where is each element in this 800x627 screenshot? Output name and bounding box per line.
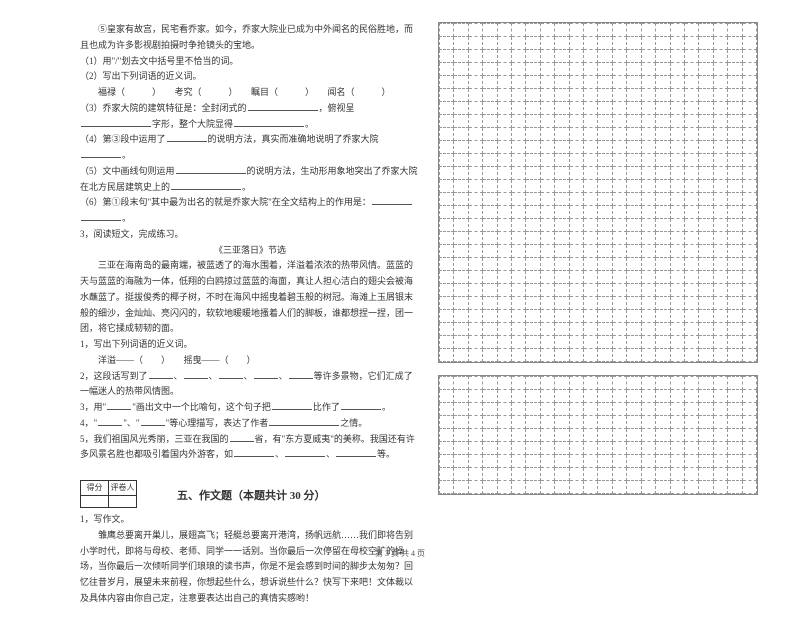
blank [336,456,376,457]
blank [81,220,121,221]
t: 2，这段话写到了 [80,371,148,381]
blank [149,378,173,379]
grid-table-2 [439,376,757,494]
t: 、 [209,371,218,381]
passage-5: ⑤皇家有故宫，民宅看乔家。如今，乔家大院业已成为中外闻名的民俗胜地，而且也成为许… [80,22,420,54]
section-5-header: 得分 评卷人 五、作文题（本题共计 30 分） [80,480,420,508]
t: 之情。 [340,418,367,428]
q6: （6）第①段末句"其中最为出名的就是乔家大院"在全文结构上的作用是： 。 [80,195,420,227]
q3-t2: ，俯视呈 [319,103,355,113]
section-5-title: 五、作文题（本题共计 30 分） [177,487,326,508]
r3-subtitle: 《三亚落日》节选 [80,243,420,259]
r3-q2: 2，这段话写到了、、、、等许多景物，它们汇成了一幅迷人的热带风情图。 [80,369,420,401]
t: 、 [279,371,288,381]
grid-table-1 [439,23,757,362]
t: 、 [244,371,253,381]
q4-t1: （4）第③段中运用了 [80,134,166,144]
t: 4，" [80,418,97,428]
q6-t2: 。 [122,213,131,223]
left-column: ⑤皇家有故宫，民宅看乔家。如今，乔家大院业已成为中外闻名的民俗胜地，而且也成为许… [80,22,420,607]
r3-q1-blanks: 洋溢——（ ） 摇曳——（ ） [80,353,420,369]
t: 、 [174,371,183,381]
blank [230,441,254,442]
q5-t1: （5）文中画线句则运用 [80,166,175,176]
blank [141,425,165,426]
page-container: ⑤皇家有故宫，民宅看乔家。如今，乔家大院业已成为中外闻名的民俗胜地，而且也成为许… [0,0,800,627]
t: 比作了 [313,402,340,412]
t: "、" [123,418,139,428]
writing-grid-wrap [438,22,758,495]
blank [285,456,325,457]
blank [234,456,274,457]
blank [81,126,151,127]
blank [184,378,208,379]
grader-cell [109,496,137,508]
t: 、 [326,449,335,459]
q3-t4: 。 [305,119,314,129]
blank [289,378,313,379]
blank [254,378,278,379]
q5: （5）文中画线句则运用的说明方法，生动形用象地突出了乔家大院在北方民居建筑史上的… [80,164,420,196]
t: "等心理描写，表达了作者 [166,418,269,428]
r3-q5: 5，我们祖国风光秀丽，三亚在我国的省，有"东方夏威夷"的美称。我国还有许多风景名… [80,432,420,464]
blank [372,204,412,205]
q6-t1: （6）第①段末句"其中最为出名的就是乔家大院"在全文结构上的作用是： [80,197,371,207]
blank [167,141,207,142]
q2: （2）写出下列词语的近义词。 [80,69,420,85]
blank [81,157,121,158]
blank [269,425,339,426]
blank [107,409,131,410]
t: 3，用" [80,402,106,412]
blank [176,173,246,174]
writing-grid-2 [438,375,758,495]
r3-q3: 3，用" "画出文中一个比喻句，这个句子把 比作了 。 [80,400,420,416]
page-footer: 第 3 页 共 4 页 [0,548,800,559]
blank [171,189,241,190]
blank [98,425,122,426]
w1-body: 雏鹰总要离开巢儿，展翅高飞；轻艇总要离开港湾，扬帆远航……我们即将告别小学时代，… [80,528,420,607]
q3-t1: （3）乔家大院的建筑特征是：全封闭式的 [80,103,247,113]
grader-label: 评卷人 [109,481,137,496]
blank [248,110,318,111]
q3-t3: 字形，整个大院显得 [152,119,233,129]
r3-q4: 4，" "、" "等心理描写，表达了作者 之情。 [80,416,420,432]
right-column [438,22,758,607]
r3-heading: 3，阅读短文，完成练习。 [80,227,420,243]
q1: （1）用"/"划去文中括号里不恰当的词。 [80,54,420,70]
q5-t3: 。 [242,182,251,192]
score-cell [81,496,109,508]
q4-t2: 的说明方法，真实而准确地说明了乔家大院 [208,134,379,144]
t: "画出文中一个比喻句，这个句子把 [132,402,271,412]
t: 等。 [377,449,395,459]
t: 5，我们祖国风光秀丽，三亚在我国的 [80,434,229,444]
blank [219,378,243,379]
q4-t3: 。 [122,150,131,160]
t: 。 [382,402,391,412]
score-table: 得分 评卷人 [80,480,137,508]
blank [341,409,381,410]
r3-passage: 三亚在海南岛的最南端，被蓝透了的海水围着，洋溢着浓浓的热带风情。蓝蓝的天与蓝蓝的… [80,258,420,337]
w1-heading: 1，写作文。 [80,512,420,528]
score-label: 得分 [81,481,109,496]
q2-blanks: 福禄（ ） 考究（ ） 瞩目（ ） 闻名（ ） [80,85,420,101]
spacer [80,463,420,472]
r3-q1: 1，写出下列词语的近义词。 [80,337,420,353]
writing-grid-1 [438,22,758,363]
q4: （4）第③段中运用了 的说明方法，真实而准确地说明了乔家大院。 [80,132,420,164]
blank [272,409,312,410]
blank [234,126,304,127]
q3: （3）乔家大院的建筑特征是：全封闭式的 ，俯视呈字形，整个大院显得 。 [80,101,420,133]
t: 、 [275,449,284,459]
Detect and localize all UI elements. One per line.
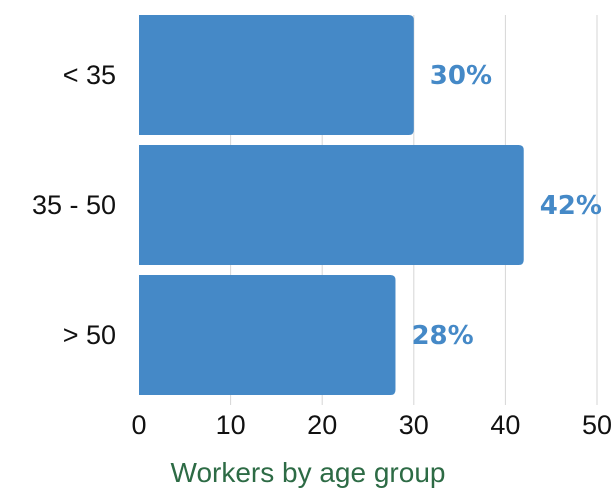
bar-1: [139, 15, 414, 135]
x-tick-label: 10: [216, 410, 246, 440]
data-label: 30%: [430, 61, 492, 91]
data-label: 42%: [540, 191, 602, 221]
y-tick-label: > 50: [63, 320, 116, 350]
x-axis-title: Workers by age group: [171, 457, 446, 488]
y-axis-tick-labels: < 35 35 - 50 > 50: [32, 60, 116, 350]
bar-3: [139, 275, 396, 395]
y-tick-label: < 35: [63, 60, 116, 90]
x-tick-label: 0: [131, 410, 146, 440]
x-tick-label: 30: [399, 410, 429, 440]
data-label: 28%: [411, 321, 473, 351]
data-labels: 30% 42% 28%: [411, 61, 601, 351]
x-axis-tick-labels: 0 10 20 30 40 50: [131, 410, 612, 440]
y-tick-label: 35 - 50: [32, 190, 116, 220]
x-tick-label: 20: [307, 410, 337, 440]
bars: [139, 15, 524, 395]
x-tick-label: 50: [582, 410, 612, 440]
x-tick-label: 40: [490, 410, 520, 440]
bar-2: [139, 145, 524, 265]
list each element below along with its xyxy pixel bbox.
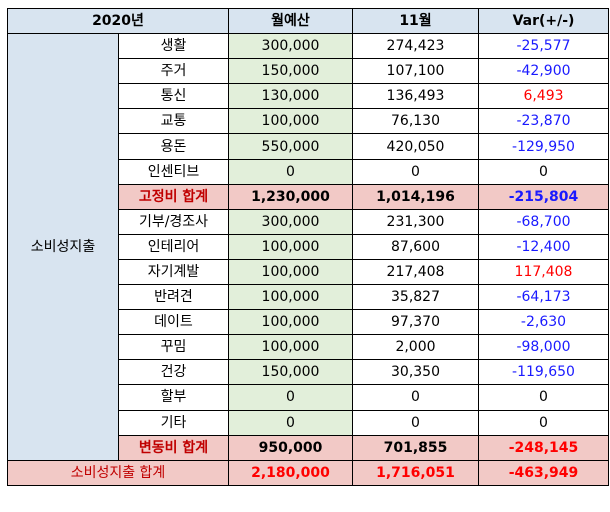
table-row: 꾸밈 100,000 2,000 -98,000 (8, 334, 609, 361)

Description of the task >> Retype every entry above line for line, with each character kept the same, and leave out the pictures.

Result of this exercise >>
where is each element in this 800x627 screenshot? Output name and bounding box per line.
blank [336,456,376,457]
blank [81,220,121,221]
t: 2，这段话写到了 [80,371,148,381]
blank [149,378,173,379]
grid-table-2 [439,376,757,494]
t: 、 [209,371,218,381]
passage-5: ⑤皇家有故宫，民宅看乔家。如今，乔家大院业已成为中外闻名的民俗胜地，而且也成为许… [80,22,420,54]
section-5-header: 得分 评卷人 五、作文题（本题共计 30 分） [80,480,420,508]
t: 之情。 [340,418,367,428]
q6: （6）第①段末句"其中最为出名的就是乔家大院"在全文结构上的作用是： 。 [80,195,420,227]
q3-t2: ，俯视呈 [319,103,355,113]
section-5-title: 五、作文题（本题共计 30 分） [177,487,326,508]
r3-subtitle: 《三亚落日》节选 [80,243,420,259]
r3-q2: 2，这段话写到了、、、、等许多景物，它们汇成了一幅迷人的热带风情图。 [80,369,420,401]
t: 、 [279,371,288,381]
grid-table-1 [439,23,757,362]
t: 、 [244,371,253,381]
q4-t1: （4）第③段中运用了 [80,134,166,144]
t: 4，" [80,418,97,428]
q6-t2: 。 [122,213,131,223]
left-column: ⑤皇家有故宫，民宅看乔家。如今，乔家大院业已成为中外闻名的民俗胜地，而且也成为许… [80,22,420,607]
r3-q1-blanks: 洋溢——（ ） 摇曳——（ ） [80,353,420,369]
t: 、 [174,371,183,381]
blank [230,441,254,442]
q5-t1: （5）文中画线句则运用 [80,166,175,176]
blank [141,425,165,426]
page-container: ⑤皇家有故宫，民宅看乔家。如今，乔家大院业已成为中外闻名的民俗胜地，而且也成为许… [0,0,800,627]
t: 比作了 [313,402,340,412]
t: "、" [123,418,139,428]
writing-grid-wrap [438,22,758,495]
blank [285,456,325,457]
blank [234,456,274,457]
blank [81,126,151,127]
blank [184,378,208,379]
grader-cell [109,496,137,508]
t: 、 [326,449,335,459]
q3-t4: 。 [305,119,314,129]
blank [289,378,313,379]
blank [254,378,278,379]
q5: （5）文中画线句则运用的说明方法，生动形用象地突出了乔家大院在北方民居建筑史上的… [80,164,420,196]
t: "等心理描写，表达了作者 [166,418,269,428]
r3-q5: 5，我们祖国风光秀丽，三亚在我国的省，有"东方夏威夷"的美称。我国还有许多风景名… [80,432,420,464]
blank [372,204,412,205]
q6-t1: （6）第①段末句"其中最为出名的就是乔家大院"在全文结构上的作用是： [80,197,371,207]
blank [167,141,207,142]
q2: （2）写出下列词语的近义词。 [80,69,420,85]
blank [81,157,121,158]
blank [269,425,339,426]
blank [107,409,131,410]
t: 3，用" [80,402,106,412]
blank [176,173,246,174]
writing-grid-2 [438,375,758,495]
r3-q3: 3，用" "画出文中一个比喻句，这个句子把 比作了 。 [80,400,420,416]
page-footer: 第 3 页 共 4 页 [0,548,800,559]
blank [171,189,241,190]
blank [98,425,122,426]
w1-body: 雏鹰总要离开巢儿，展翅高飞；轻艇总要离开港湾，扬帆远航……我们即将告别小学时代，… [80,528,420,607]
q3-t1: （3）乔家大院的建筑特征是：全封闭式的 [80,103,247,113]
grader-label: 评卷人 [109,481,137,496]
blank [248,110,318,111]
q3-t3: 字形，整个大院显得 [152,119,233,129]
r3-q4: 4，" "、" "等心理描写，表达了作者 之情。 [80,416,420,432]
right-column [438,22,758,607]
r3-heading: 3，阅读短文，完成练习。 [80,227,420,243]
q1: （1）用"/"划去文中括号里不恰当的词。 [80,54,420,70]
q5-t3: 。 [242,182,251,192]
score-cell [81,496,109,508]
q4-t2: 的说明方法，真实而准确地说明了乔家大院 [208,134,379,144]
t: "画出文中一个比喻句，这个句子把 [132,402,271,412]
t: 等。 [377,449,395,459]
t: 5，我们祖国风光秀丽，三亚在我国的 [80,434,229,444]
blank [219,378,243,379]
q4-t3: 。 [122,150,131,160]
t: 。 [382,402,391,412]
score-table: 得分 评卷人 [80,480,137,508]
blank [341,409,381,410]
r3-passage: 三亚在海南岛的最南端，被蓝透了的海水围着，洋溢着浓浓的热带风情。蓝蓝的天与蓝蓝的… [80,258,420,337]
w1-heading: 1，写作文。 [80,512,420,528]
score-label: 得分 [81,481,109,496]
q2-blanks: 福禄（ ） 考究（ ） 瞩目（ ） 闻名（ ） [80,85,420,101]
spacer [80,463,420,472]
r3-q1: 1，写出下列词语的近义词。 [80,337,420,353]
writing-grid-1 [438,22,758,363]
q4: （4）第③段中运用了 的说明方法，真实而准确地说明了乔家大院。 [80,132,420,164]
blank [272,409,312,410]
blank [234,126,304,127]
q3: （3）乔家大院的建筑特征是：全封闭式的 ，俯视呈字形，整个大院显得 。 [80,101,420,133]
t: 、 [275,449,284,459]
Detect and localize all UI elements. One per line.
bar-1: [139, 15, 414, 135]
x-tick-label: 10: [216, 410, 246, 440]
data-label: 30%: [430, 61, 492, 91]
data-label: 42%: [540, 191, 602, 221]
y-tick-label: > 50: [63, 320, 116, 350]
x-axis-title: Workers by age group: [171, 457, 446, 488]
y-axis-tick-labels: < 35 35 - 50 > 50: [32, 60, 116, 350]
bar-3: [139, 275, 396, 395]
y-tick-label: < 35: [63, 60, 116, 90]
x-tick-label: 0: [131, 410, 146, 440]
x-tick-label: 30: [399, 410, 429, 440]
data-label: 28%: [411, 321, 473, 351]
data-labels: 30% 42% 28%: [411, 61, 601, 351]
x-axis-tick-labels: 0 10 20 30 40 50: [131, 410, 612, 440]
y-tick-label: 35 - 50: [32, 190, 116, 220]
x-tick-label: 20: [307, 410, 337, 440]
bars: [139, 15, 524, 395]
x-tick-label: 50: [582, 410, 612, 440]
x-tick-label: 40: [490, 410, 520, 440]
bar-2: [139, 145, 524, 265]
list each element below along with its xyxy pixel bbox.
table-row: 꾸밈 100,000 2,000 -98,000 (8, 334, 609, 361)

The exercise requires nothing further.